*** Text

The many, many Treasury-produced leaks and trailers for the event have included a glossy video package in which Rishi video-called Gordon Ramsay – or as the branding had it: “Rishi Sunak … In Conversation … With … Gordon Ramsay.” “I am SUPER excited to see you,” said the chancellor to the poorly rating gameshow host. “Thanks for making time for me!” “You’re welcome,” replied Gordon graciously, amazingly managing not to pick Sunak up on the failure to chirp “yes, chef!” after his every piece of shit-hot economic advice.
Anyway, even though I tried to let the Rishi x Gordon crossover event wash over me like an extremely expensive wellness experience, I couldn’t help noticing after a while that this “video call” was not single-camera. In fact, there was clearly a crew in Ramsay’s home, as well as a two-camera unit in Sunak’s office. I don’t know if you’ve seen Broadcast News, but it felt a lot like the bit where Holly Hunter realises that when William Hurt interviewed the rape victim, he totally staged his weeping cutaway shots. What a ridiculous old cynic.
William Hurt, I mean – not Rishi Sunak, who is obviously young and self-effacing. Hand on heart, it’s increasingly hard to remember how we managed before multibillion-pound plague announcements were run through the Clarendon filter, and finished off with that already iconic “Rishi Sunak” signature. I wonder if the chancellor appends it to gratitude journal entries, or notes left on the fridge for the help. “Could you pick up my dry cleaning – Rishi Sunak.” “Peloton engineer coming at 11am – Rishi Sunak.”
A lot of people think the classic self-posted Rishi Sunak image is the one of the chancellor working in his booklined home study in the aforementioned cashmere hoodie. But it’s actually the one he tweeted of himself doing a thumbs-up through the window of a high-end kitchenware shop, accompanied by the words “I can’t wait to get back to the pub … and I don’t even drink.” Only the least imaginative elements of British society could look at it and think: is this guy … is this guy maybe a prat? Whether he ever got his pint of kettles is unclear – see also his Nando’s. Sunak claimed last summer that Nando’s reopening was “the good news we’ve all been waiting for”, but for whatever reason tended to be photographed coming out of Mayfair private members clubs instead.

******

» **What to do**:
**A.** In the column about Rishi Sunak, which celebrity chef did Sunak video-call?
**B.** Put this sentence from the Rishi Sunak column into Spanish: "In fact, there was clearly a crew in Ramsay's home, as well as a two-camera unit in Sunak's office."
**C.** Carry the Rishi Sunak column forward from its last sentence.
The records come from a different source than the text.

*** Data rows

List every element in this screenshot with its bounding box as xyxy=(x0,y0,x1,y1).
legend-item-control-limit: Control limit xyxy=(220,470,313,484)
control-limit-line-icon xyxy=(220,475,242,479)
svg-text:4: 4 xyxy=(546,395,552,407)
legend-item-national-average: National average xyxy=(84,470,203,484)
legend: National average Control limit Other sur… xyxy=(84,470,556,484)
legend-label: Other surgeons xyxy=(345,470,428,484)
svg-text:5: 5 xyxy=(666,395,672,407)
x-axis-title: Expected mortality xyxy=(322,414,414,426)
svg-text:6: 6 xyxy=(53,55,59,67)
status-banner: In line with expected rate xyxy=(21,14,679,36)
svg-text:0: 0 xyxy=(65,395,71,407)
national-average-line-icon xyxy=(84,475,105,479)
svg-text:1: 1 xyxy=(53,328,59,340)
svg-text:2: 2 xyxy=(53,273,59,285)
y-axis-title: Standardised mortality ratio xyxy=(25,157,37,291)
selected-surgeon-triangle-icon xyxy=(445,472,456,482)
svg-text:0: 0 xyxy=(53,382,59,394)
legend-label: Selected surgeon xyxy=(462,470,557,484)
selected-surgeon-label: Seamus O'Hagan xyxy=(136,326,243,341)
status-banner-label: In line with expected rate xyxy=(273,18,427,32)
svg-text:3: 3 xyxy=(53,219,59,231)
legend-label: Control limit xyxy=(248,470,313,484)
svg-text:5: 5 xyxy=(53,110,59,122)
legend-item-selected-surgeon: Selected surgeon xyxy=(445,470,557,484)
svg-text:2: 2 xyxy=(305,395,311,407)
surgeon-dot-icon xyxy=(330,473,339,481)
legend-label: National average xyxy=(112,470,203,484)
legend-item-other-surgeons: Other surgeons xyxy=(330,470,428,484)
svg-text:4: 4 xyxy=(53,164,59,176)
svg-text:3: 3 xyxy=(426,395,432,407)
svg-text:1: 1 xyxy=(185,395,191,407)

******

» **Outputs by task**:
**A.** Gordon Ramsay.

**B.** De hecho, claramente había un equipo de rodaje en la casa de Ramsay, así como una unidad de dos cámaras en el despacho de Sunak.

**C.**
But then, he’s very clubbable. Not like a seal – just like a guy you want to have around. Take that press conference where he followed Boris Johnson by debuting his new catchphrase “thanks, PM!”. This was simply his way of confirming that he is a young, reasonably priced midfield signing who is absolutely without personal ambition, and just wants to provide great service to the star striker. Thanks, PM! Yes, chef! That’s what a team player looks like.
And you just know a team as close-knit as the Conservatives are rooting for him. I’m imagining some Tory party socialiser back in, say, 2018, where a buoyant Matt Hancock takes pity on this diffident nobody. “Everything you’ve heard is true,” I picture him saying to Sunak, “I DO have my own smartphone app. Take a look.” Sunak takes Hancock’s phone and beholds the Matt Hancock app, wearing the genuinely admiring face he might also use for content in which he’s shown unboxing a new Star Wars figurine. “Wow,” Rishi grins, “this is absolutely awesome!” Hancock: “It’s in the App Store and everything.” Sunak, still doing the unboxing face: “You know what, I was having dinner with Tim Cook the other night. Let me put in a good word for you, see if the algorithm can give you a bump. All about eyeballs, isn’t it, mate?” Cut to Hancock, whose eyeballs have turned to carbonite.
So yes, I want you to know that I’m typing this column in the Rishi Sunak autograph font. But it’s so much more than a font: it’s a way of putting the best spin on stuff, making it all feel fresh and from the heart – like there’s a different way to do things, if you’d only invite it in. In fact, just typing in the Rishi autograph font makes me see how fusty some political traditions are starting to look. Take the one that’s endured for more than two decades now, where prime ministerial hopefuls with school-age children have felt obliged to partake of state education for them. But not our guy – and we have to assume people will admire his choices in that department.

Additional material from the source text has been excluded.